• SET EXERCISE:
Show every line below where "Related" can be found.

Stored data entries
>>
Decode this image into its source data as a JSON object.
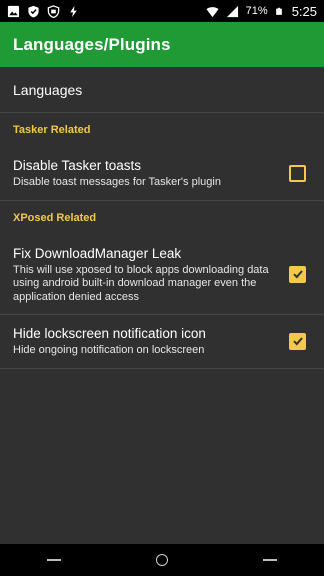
{
  "status_bar": {
    "left_icons": [
      "image-icon",
      "check-shield-icon",
      "shield-outline-icon",
      "charging-bolt-icon"
    ],
    "right_icons": [
      "wifi-icon",
      "signal-icon"
    ],
    "battery": "71%",
    "time": "5:25"
  },
  "app_bar": {
    "title": "Languages/Plugins"
  },
  "languages_item": {
    "label": "Languages"
  },
  "sections": [
    {
      "header": "Tasker Related",
      "prefs": [
        {
          "title": "Disable Tasker toasts",
          "summary": "Disable toast messages for Tasker's plugin",
          "checked": false
        }
      ]
    },
    {
      "header": "XPosed Related",
      "prefs": [
        {
          "title": "Fix DownloadManager Leak",
          "summary": "This will use xposed to block apps downloading data using android built-in download manager even the application denied access",
          "checked": true
        },
        {
          "title": "Hide lockscreen notification icon",
          "summary": "Hide ongoing notification on lockscreen",
          "checked": true
        }
      ]
    }
  ],
  "nav_bar": {
    "buttons": [
      "back-line-icon",
      "home-circle-icon",
      "recents-line-icon"
    ]
  },
  "colors": {
    "accent": "#1f9a35",
    "category": "#f2c94c",
    "background": "#303030"
  }
}
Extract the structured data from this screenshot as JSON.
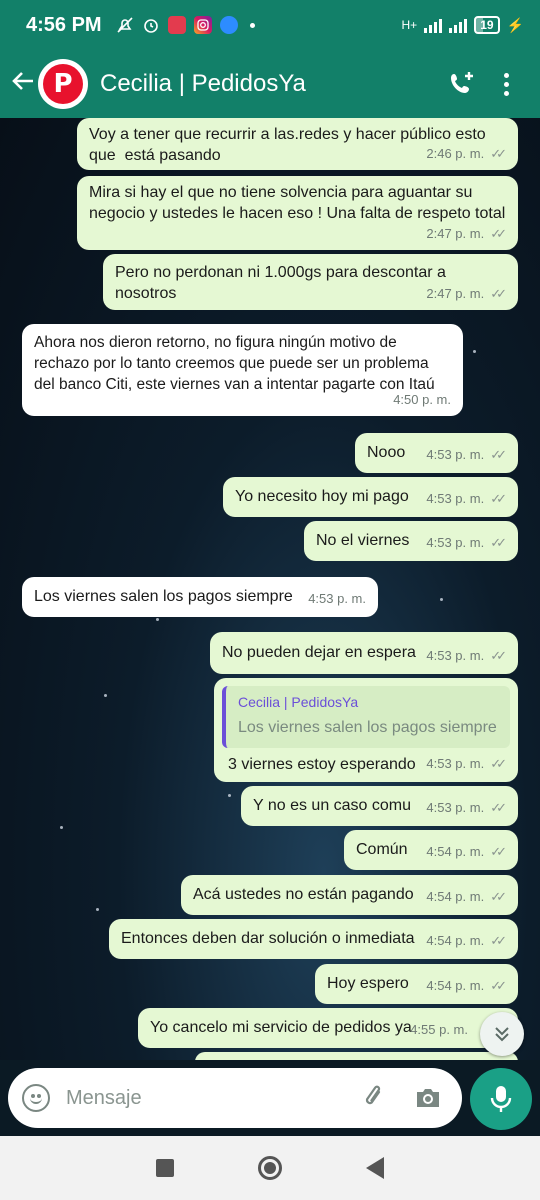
{
  "status_bar": {
    "time": "4:56 PM",
    "network": "H+",
    "battery": "19",
    "icons": [
      "silent-mode-icon",
      "alarm-icon",
      "app-icon",
      "instagram-icon",
      "camera-app-icon",
      "dot-icon"
    ]
  },
  "header": {
    "contact_name": "Cecilia | PedidosYa",
    "avatar_letter": "P",
    "accent_color": "#128069"
  },
  "messages": [
    {
      "direction": "out",
      "text": "Voy a tener que recurrir a las.redes y hacer público esto\nque  está pasando",
      "time": "2:46 p. m."
    },
    {
      "direction": "out",
      "text": "Mira si hay el que no tiene solvencia para aguantar su\nnegocio y ustedes le hacen eso ! Una falta de respeto total",
      "time": "2:47 p. m."
    },
    {
      "direction": "out",
      "text": "Pero no perdonan ni 1.000gs para descontar a nosotros",
      "time": "2:47 p. m."
    },
    {
      "direction": "in",
      "text": "Ahora nos dieron retorno, no figura ningún motivo de\nrechazo por lo tanto creemos que puede ser un problema\ndel banco Citi, este viernes van a intentar pagarte con Itaú",
      "time": "4:50 p. m."
    },
    {
      "direction": "out",
      "text": "Nooo",
      "time": "4:53 p. m."
    },
    {
      "direction": "out",
      "text": "Yo necesito hoy mi pago",
      "time": "4:53 p. m."
    },
    {
      "direction": "out",
      "text": "No el viernes",
      "time": "4:53 p. m."
    },
    {
      "direction": "in",
      "text": "Los viernes salen los pagos siempre",
      "time": "4:53 p. m."
    },
    {
      "direction": "out",
      "text": "No pueden dejar en espera",
      "time": "4:53 p. m."
    },
    {
      "direction": "out",
      "text": "3 viernes estoy esperando",
      "time": "4:53 p. m.",
      "quote": {
        "author": "Cecilia | PedidosYa",
        "text": "Los viernes salen los pagos siempre"
      }
    },
    {
      "direction": "out",
      "text": "Y no es un caso comu",
      "time": "4:53 p. m."
    },
    {
      "direction": "out",
      "text": "Común",
      "time": "4:54 p. m."
    },
    {
      "direction": "out",
      "text": "Acá ustedes no están pagando",
      "time": "4:54 p. m."
    },
    {
      "direction": "out",
      "text": "Entonces deben dar solución o inmediata",
      "time": "4:54 p. m."
    },
    {
      "direction": "out",
      "text": "Hoy espero",
      "time": "4:54 p. m."
    },
    {
      "direction": "out",
      "text": "Yo cancelo mi servicio de pedidos ya",
      "time": "4:55 p. m."
    }
  ],
  "composer": {
    "placeholder": "Mensaje"
  }
}
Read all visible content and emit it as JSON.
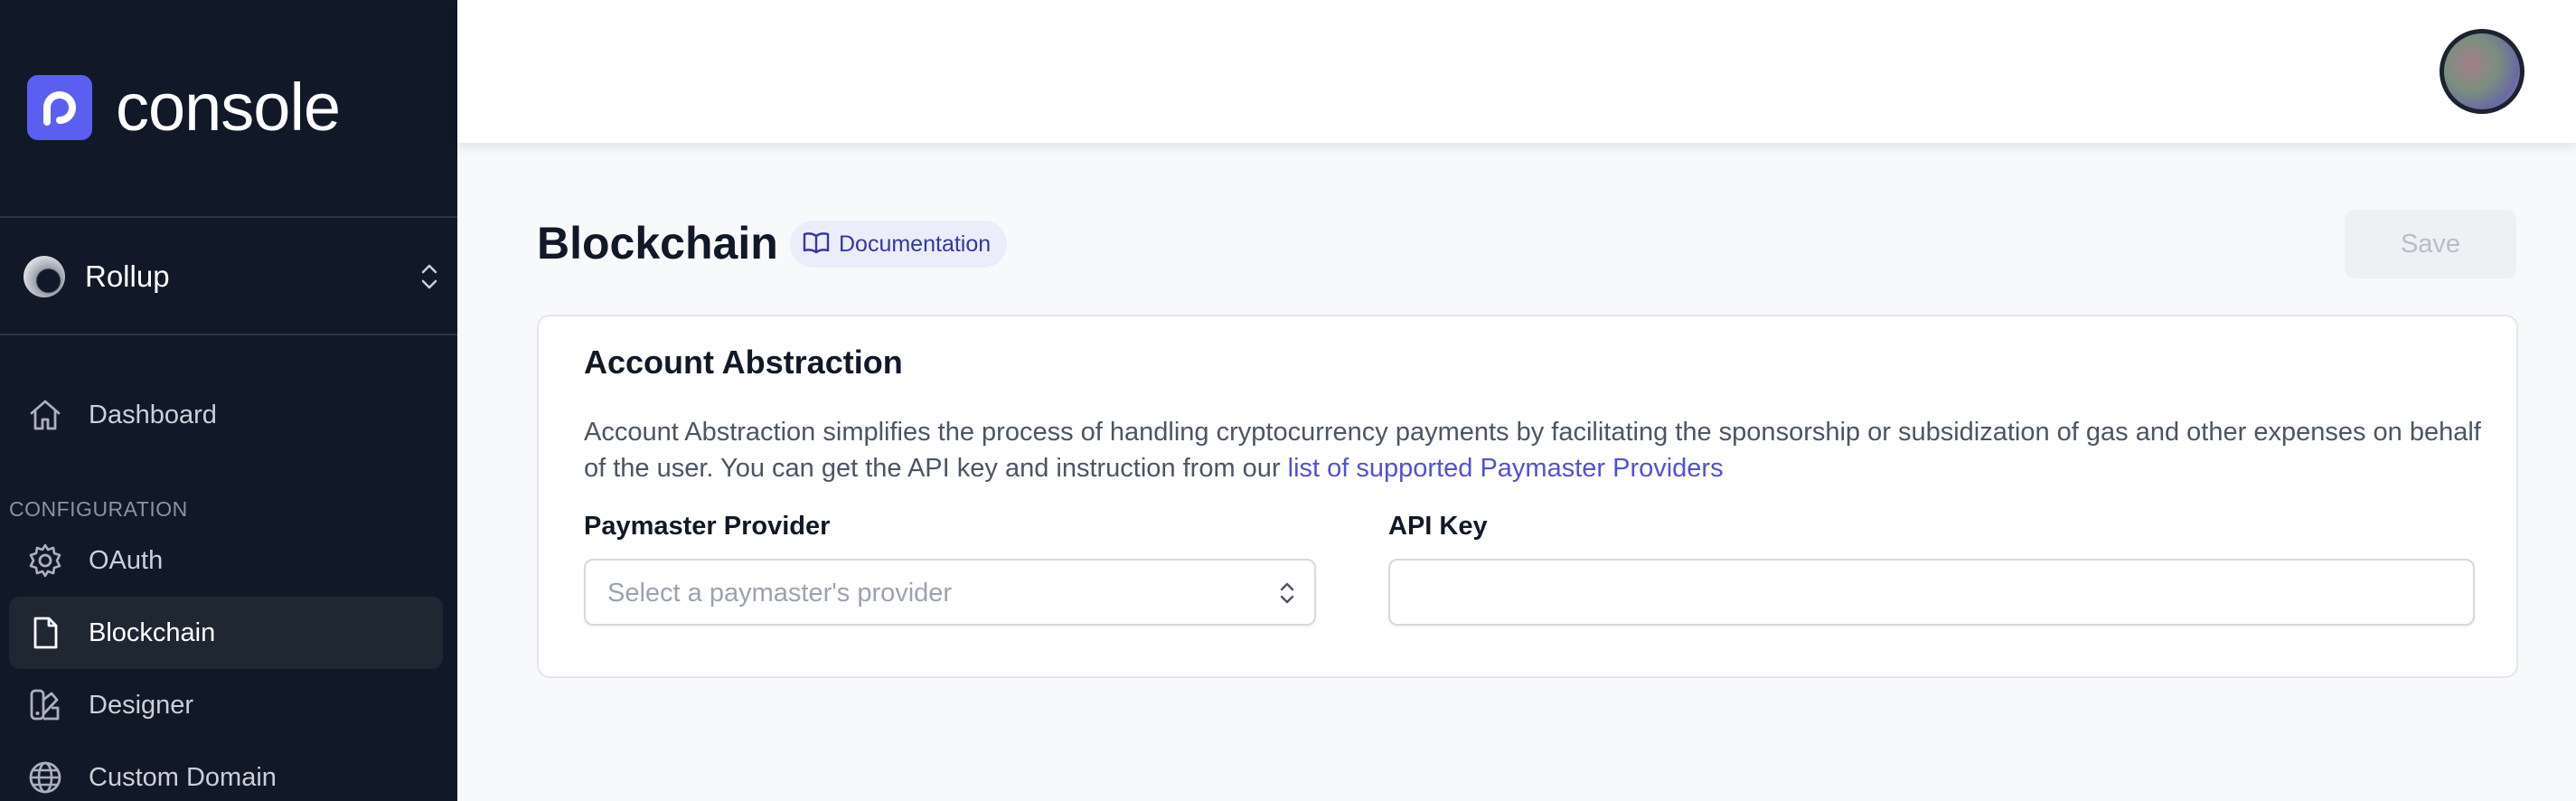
{
  "brand": {
    "name": "console",
    "logo_icon": "console-logo-icon",
    "accent": "#5b5ff0"
  },
  "project": {
    "name": "Rollup"
  },
  "nav": {
    "dashboard": "Dashboard",
    "section_label": "CONFIGURATION",
    "items": [
      {
        "label": "OAuth",
        "icon": "gear-icon"
      },
      {
        "label": "Blockchain",
        "icon": "file-icon",
        "active": true
      },
      {
        "label": "Designer",
        "icon": "palette-icon"
      },
      {
        "label": "Custom Domain",
        "icon": "globe-icon"
      }
    ]
  },
  "page": {
    "title": "Blockchain",
    "doc_label": "Documentation",
    "save_label": "Save"
  },
  "card": {
    "title": "Account Abstraction",
    "description": "Account Abstraction simplifies the process of handling cryptocurrency payments by facilitating the sponsorship or subsidization of gas and other expenses on behalf of the user. You can get the API key and instruction from our ",
    "link_text": "list of supported Paymaster Providers",
    "provider_label": "Paymaster Provider",
    "provider_placeholder": "Select a paymaster's provider",
    "apikey_label": "API Key",
    "apikey_value": ""
  }
}
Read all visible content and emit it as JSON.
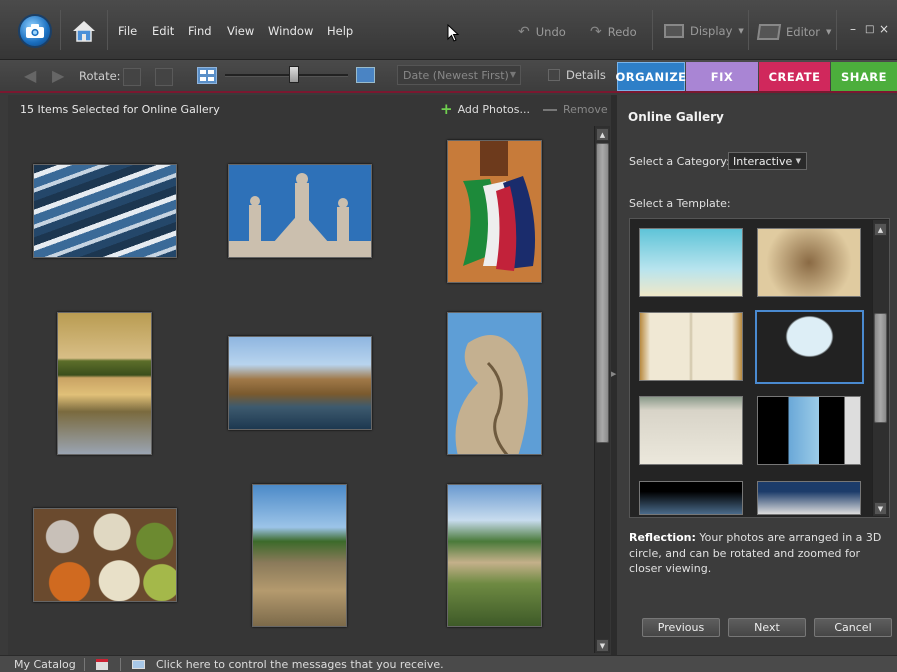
{
  "menubar": {
    "menus": [
      "File",
      "Edit",
      "Find",
      "View",
      "Window",
      "Help"
    ],
    "undo": "Undo",
    "redo": "Redo",
    "display": "Display",
    "editor": "Editor",
    "window_controls": {
      "minimize": "–",
      "restore": "□",
      "close": "×"
    }
  },
  "toolbar": {
    "rotate_label": "Rotate:",
    "sort_value": "Date (Newest First)",
    "details_label": "Details",
    "tabs": [
      {
        "label": "ORGANIZE",
        "color": "#2e7fc8"
      },
      {
        "label": "FIX",
        "color": "#b08ad8"
      },
      {
        "label": "CREATE",
        "color": "#d0285c"
      },
      {
        "label": "SHARE",
        "color": "#4cae3c"
      }
    ]
  },
  "left": {
    "title": "15 Items Selected for Online Gallery",
    "add_photos": "Add Photos...",
    "remove": "Remove",
    "photos": [
      "boats",
      "statues",
      "flags",
      "bridge",
      "castle",
      "angel-statue",
      "spices",
      "garden-wall",
      "park"
    ]
  },
  "right": {
    "title": "Online Gallery",
    "category_label": "Select a Category:",
    "category_value": "Interactive",
    "template_label": "Select a Template:",
    "desc_bold": "Reflection:",
    "desc_text": " Your photos are arranged in a 3D circle, and can be rotated and zoomed for closer viewing.",
    "buttons": {
      "previous": "Previous",
      "next": "Next",
      "cancel": "Cancel"
    }
  },
  "status": {
    "catalog": "My Catalog",
    "message": "Click here to control the messages that you receive."
  }
}
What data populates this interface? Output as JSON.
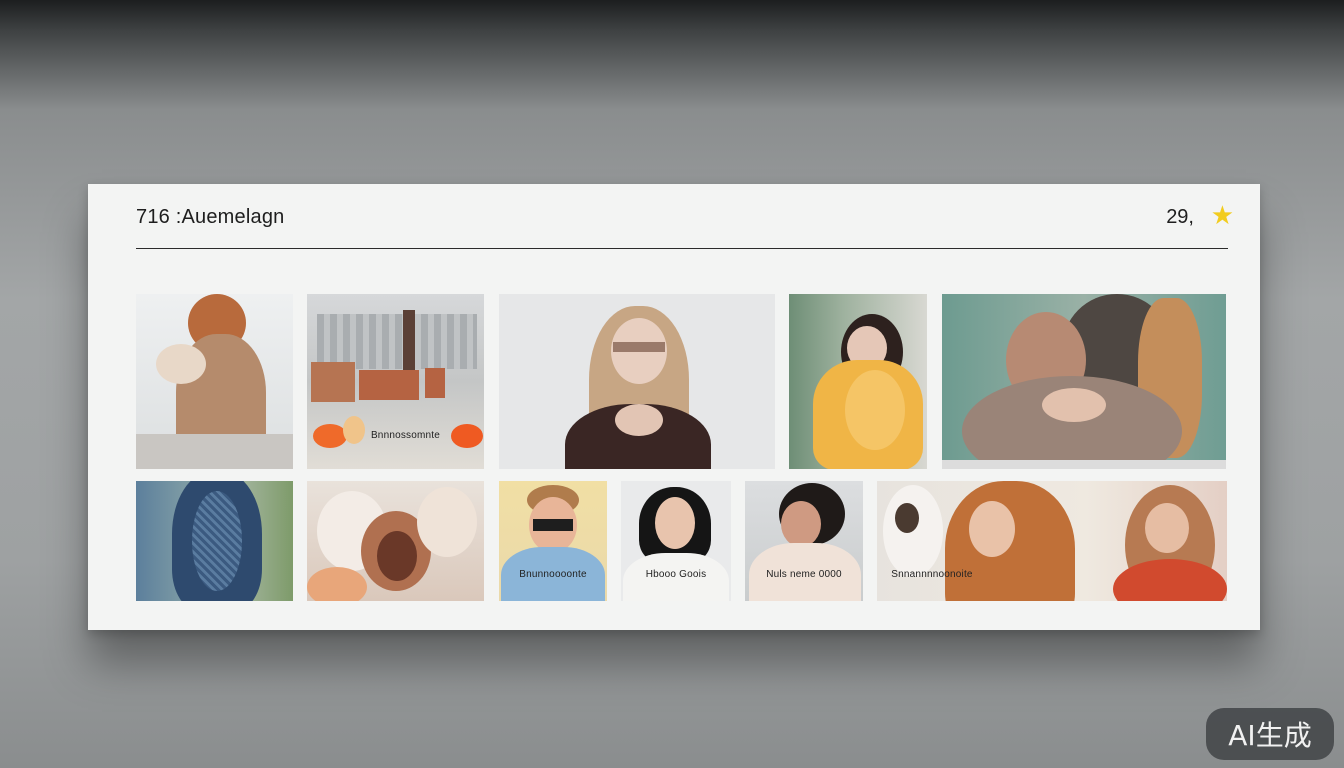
{
  "header": {
    "title": "716 :Auemelagn",
    "count": "29,",
    "star_color": "#f2cc1e"
  },
  "gallery": {
    "row1": [
      {
        "name": "photo-knit-figure"
      },
      {
        "name": "photo-city-scene",
        "caption": "Bnnnossomnte"
      },
      {
        "name": "photo-woman-long-hair"
      },
      {
        "name": "photo-woman-yellow-sweater"
      },
      {
        "name": "photo-woman-wrapped"
      }
    ],
    "row2": [
      {
        "name": "photo-lace-dress"
      },
      {
        "name": "photo-ceramics"
      },
      {
        "name": "photo-boy",
        "caption": "Bnunnoooonte"
      },
      {
        "name": "photo-woman-portrait",
        "caption": "Hbooo Goois"
      },
      {
        "name": "photo-curly-hair",
        "caption": "Nuls neme 0000"
      },
      {
        "name": "photo-group-redhair",
        "caption": "Snnannnnoonoite"
      }
    ]
  },
  "watermark": {
    "label": "AI生成"
  }
}
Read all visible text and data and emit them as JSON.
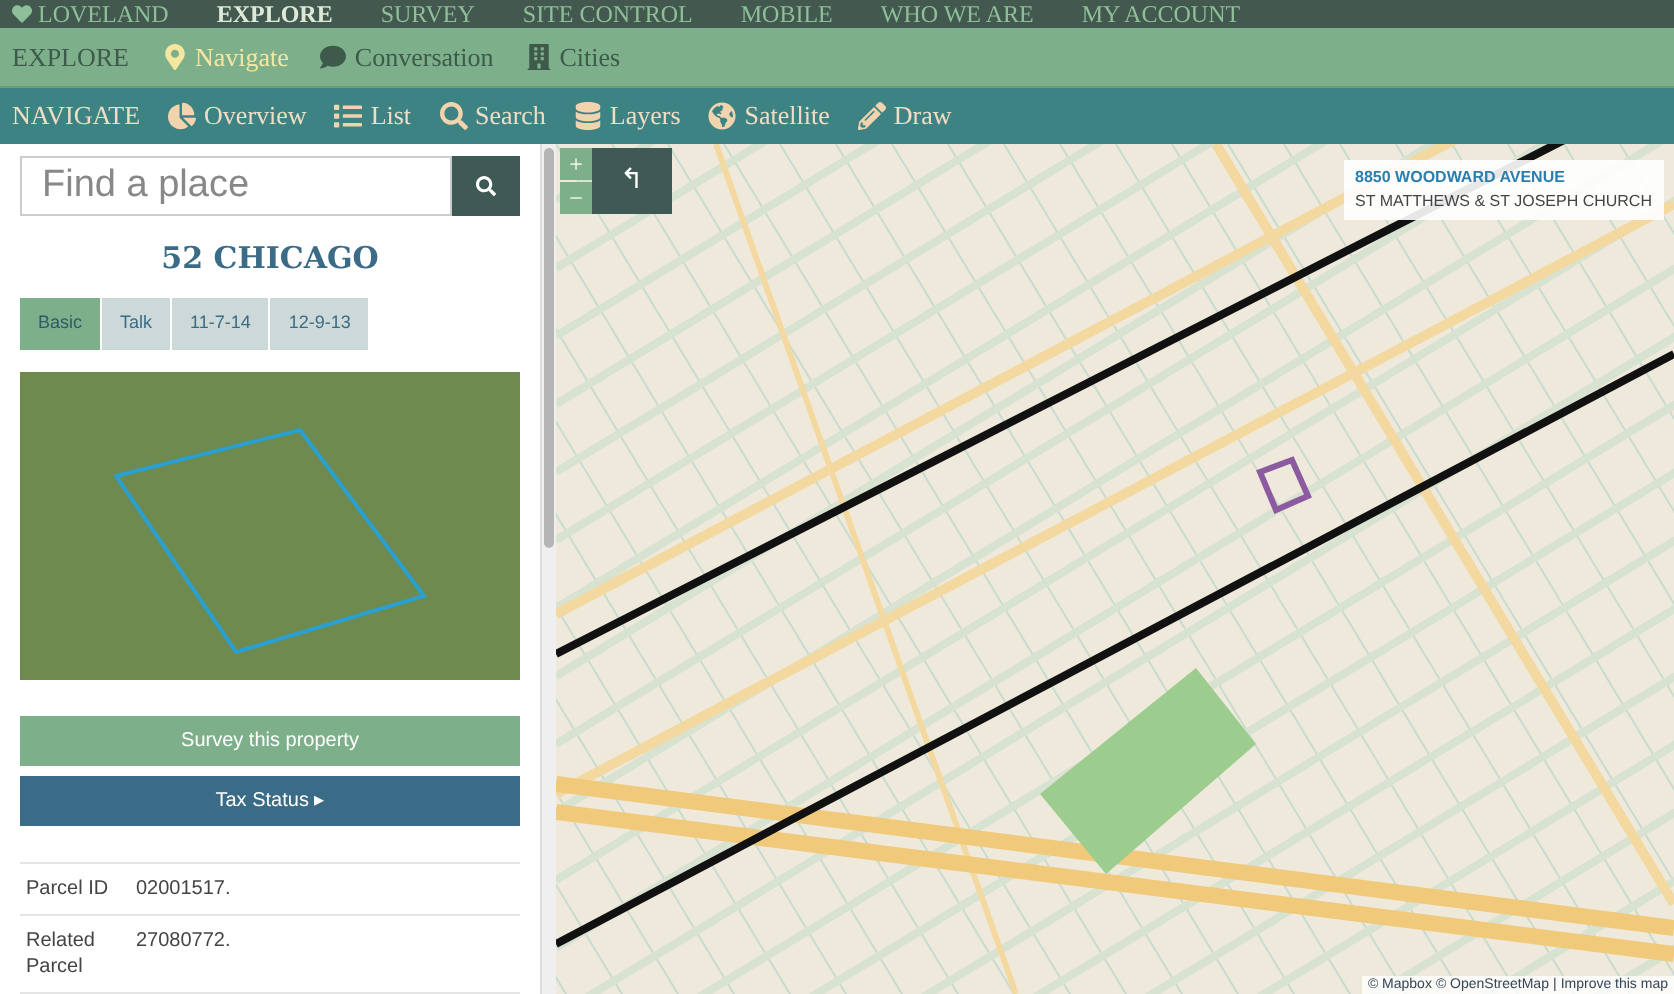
{
  "top_nav": {
    "brand": "LOVELAND",
    "items": [
      {
        "label": "EXPLORE",
        "selected": true
      },
      {
        "label": "SURVEY",
        "selected": false
      },
      {
        "label": "SITE CONTROL",
        "selected": false
      },
      {
        "label": "MOBILE",
        "selected": false
      },
      {
        "label": "WHO WE ARE",
        "selected": false
      },
      {
        "label": "MY ACCOUNT",
        "selected": false
      }
    ]
  },
  "explore_bar": {
    "title": "EXPLORE",
    "items": [
      {
        "label": "Navigate",
        "selected": true
      },
      {
        "label": "Conversation",
        "selected": false
      },
      {
        "label": "Cities",
        "selected": false
      }
    ]
  },
  "navigate_bar": {
    "title": "NAVIGATE",
    "items": [
      {
        "label": "Overview"
      },
      {
        "label": "List"
      },
      {
        "label": "Search"
      },
      {
        "label": "Layers"
      },
      {
        "label": "Satellite"
      },
      {
        "label": "Draw"
      }
    ]
  },
  "search": {
    "placeholder": "Find a place"
  },
  "property": {
    "title": "52 CHICAGO",
    "tabs": [
      {
        "label": "Basic",
        "selected": true
      },
      {
        "label": "Talk",
        "selected": false
      },
      {
        "label": "11-7-14",
        "selected": false
      },
      {
        "label": "12-9-13",
        "selected": false
      }
    ],
    "survey_button": "Survey this property",
    "tax_button": "Tax Status",
    "tax_caret": "▸",
    "details": [
      {
        "label": "Parcel ID",
        "value": "02001517."
      },
      {
        "label": "Related Parcel",
        "value": "27080772."
      }
    ]
  },
  "map": {
    "zoom_in": "+",
    "zoom_out": "−",
    "back": "↰",
    "info": {
      "address": "8850 WOODWARD AVENUE",
      "name": "ST MATTHEWS & ST JOSEPH CHURCH"
    },
    "attribution": {
      "mapbox": "© Mapbox",
      "osm": "© OpenStreetMap",
      "separator": "|",
      "improve": "Improve this map"
    }
  }
}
<<
• EXERCISE OUTPUT:
      "header": "Tasker Related",
      "header": "XPosed Related",
        "label": "Related Parcel",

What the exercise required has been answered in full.